> What the exercise asks:
Drop the pictures from the entries below, then reproduce the rest exactly.

[Data items]
· · ·
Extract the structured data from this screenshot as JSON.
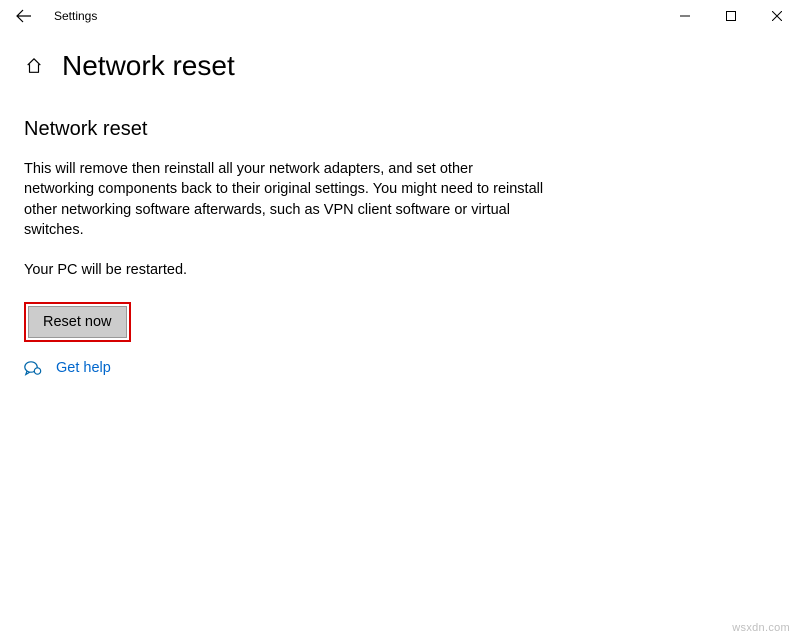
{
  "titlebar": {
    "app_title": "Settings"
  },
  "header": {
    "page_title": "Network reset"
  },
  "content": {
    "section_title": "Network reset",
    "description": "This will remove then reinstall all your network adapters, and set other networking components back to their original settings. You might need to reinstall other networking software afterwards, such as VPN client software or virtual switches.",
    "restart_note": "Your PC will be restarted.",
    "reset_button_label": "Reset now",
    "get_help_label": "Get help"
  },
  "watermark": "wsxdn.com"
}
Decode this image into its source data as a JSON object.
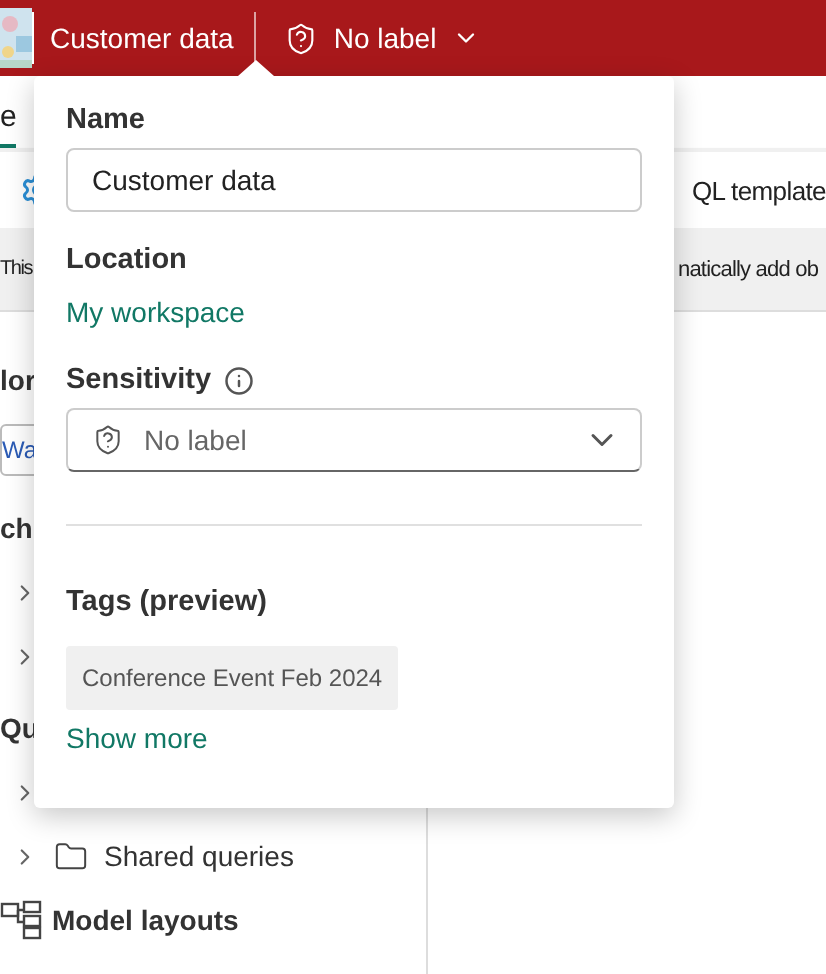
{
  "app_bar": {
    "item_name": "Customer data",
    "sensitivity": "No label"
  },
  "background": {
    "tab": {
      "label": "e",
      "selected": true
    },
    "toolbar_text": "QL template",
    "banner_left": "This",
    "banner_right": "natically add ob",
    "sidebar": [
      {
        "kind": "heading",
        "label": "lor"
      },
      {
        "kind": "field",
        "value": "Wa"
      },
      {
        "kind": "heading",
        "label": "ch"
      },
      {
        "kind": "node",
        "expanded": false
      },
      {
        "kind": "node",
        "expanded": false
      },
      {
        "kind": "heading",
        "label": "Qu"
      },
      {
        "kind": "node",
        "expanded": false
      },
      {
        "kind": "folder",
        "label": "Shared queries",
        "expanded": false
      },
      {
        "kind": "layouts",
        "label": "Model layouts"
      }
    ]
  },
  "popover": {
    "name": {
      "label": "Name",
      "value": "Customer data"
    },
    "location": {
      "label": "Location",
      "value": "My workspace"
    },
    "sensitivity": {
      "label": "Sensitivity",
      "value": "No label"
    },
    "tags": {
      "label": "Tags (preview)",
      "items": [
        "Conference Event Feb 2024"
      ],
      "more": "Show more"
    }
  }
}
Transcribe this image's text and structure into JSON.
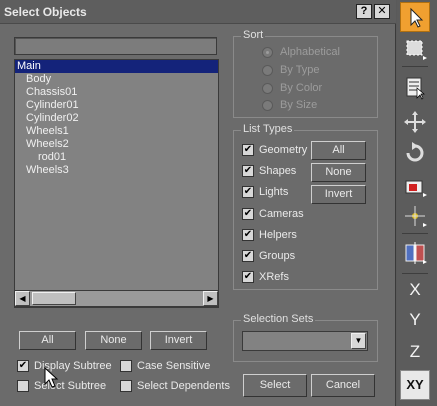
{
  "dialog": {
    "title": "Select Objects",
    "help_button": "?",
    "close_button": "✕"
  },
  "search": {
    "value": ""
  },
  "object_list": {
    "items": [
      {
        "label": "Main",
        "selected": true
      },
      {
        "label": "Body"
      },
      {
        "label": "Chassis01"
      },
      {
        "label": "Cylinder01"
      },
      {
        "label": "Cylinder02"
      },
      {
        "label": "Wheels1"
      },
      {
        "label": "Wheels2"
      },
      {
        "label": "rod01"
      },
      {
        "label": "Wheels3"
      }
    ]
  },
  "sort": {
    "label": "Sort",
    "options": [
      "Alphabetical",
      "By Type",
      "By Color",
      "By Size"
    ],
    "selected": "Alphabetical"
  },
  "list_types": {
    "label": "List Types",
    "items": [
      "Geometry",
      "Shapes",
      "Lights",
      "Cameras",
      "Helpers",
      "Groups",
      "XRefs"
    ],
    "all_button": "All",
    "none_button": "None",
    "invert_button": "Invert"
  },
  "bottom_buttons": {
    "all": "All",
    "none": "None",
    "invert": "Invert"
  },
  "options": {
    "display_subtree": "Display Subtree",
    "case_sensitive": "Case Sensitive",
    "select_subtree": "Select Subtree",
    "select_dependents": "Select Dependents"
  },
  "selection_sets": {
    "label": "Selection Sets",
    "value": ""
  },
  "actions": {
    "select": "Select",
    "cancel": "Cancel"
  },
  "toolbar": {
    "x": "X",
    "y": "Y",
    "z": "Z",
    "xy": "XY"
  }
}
· · ·
> Completed task:
Extract the structured data from this screenshot as JSON.
{
  "titlebar": {
    "app_title": "Settings"
  },
  "header": {
    "page_title": "Network reset"
  },
  "content": {
    "section_title": "Network reset",
    "description": "This will remove then reinstall all your network adapters, and set other networking components back to their original settings. You might need to reinstall other networking software afterwards, such as VPN client software or virtual switches.",
    "restart_note": "Your PC will be restarted.",
    "reset_button_label": "Reset now",
    "get_help_label": "Get help"
  },
  "watermark": "wsxdn.com"
}
Decode this image into its source data as a JSON object.
{
  "app_bar": {
    "item_name": "Customer data",
    "sensitivity": "No label"
  },
  "background": {
    "tab": {
      "label": "e",
      "selected": true
    },
    "toolbar_text": "QL template",
    "banner_left": "This",
    "banner_right": "natically add ob",
    "sidebar": [
      {
        "kind": "heading",
        "label": "lor"
      },
      {
        "kind": "field",
        "value": "Wa"
      },
      {
        "kind": "heading",
        "label": "ch"
      },
      {
        "kind": "node",
        "expanded": false
      },
      {
        "kind": "node",
        "expanded": false
      },
      {
        "kind": "heading",
        "label": "Qu"
      },
      {
        "kind": "node",
        "expanded": false
      },
      {
        "kind": "folder",
        "label": "Shared queries",
        "expanded": false
      },
      {
        "kind": "layouts",
        "label": "Model layouts"
      }
    ]
  },
  "popover": {
    "name": {
      "label": "Name",
      "value": "Customer data"
    },
    "location": {
      "label": "Location",
      "value": "My workspace"
    },
    "sensitivity": {
      "label": "Sensitivity",
      "value": "No label"
    },
    "tags": {
      "label": "Tags (preview)",
      "items": [
        "Conference Event Feb 2024"
      ],
      "more": "Show more"
    }
  }
}
Transcribe this image's text and structure into JSON.
{
  "dialog": {
    "title": "Select Objects",
    "help_button": "?",
    "close_button": "✕"
  },
  "search": {
    "value": ""
  },
  "object_list": {
    "items": [
      {
        "label": "Main",
        "selected": true
      },
      {
        "label": "Body"
      },
      {
        "label": "Chassis01"
      },
      {
        "label": "Cylinder01"
      },
      {
        "label": "Cylinder02"
      },
      {
        "label": "Wheels1"
      },
      {
        "label": "Wheels2"
      },
      {
        "label": "rod01"
      },
      {
        "label": "Wheels3"
      }
    ]
  },
  "sort": {
    "label": "Sort",
    "options": [
      "Alphabetical",
      "By Type",
      "By Color",
      "By Size"
    ],
    "selected": "Alphabetical"
  },
  "list_types": {
    "label": "List Types",
    "items": [
      "Geometry",
      "Shapes",
      "Lights",
      "Cameras",
      "Helpers",
      "Groups",
      "XRefs"
    ],
    "all_button": "All",
    "none_button": "None",
    "invert_button": "Invert"
  },
  "bottom_buttons": {
    "all": "All",
    "none": "None",
    "invert": "Invert"
  },
  "options": {
    "display_subtree": "Display Subtree",
    "case_sensitive": "Case Sensitive",
    "select_subtree": "Select Subtree",
    "select_dependents": "Select Dependents"
  },
  "selection_sets": {
    "label": "Selection Sets",
    "value": ""
  },
  "actions": {
    "select": "Select",
    "cancel": "Cancel"
  },
  "toolbar": {
    "x": "X",
    "y": "Y",
    "z": "Z",
    "xy": "XY"
  }
}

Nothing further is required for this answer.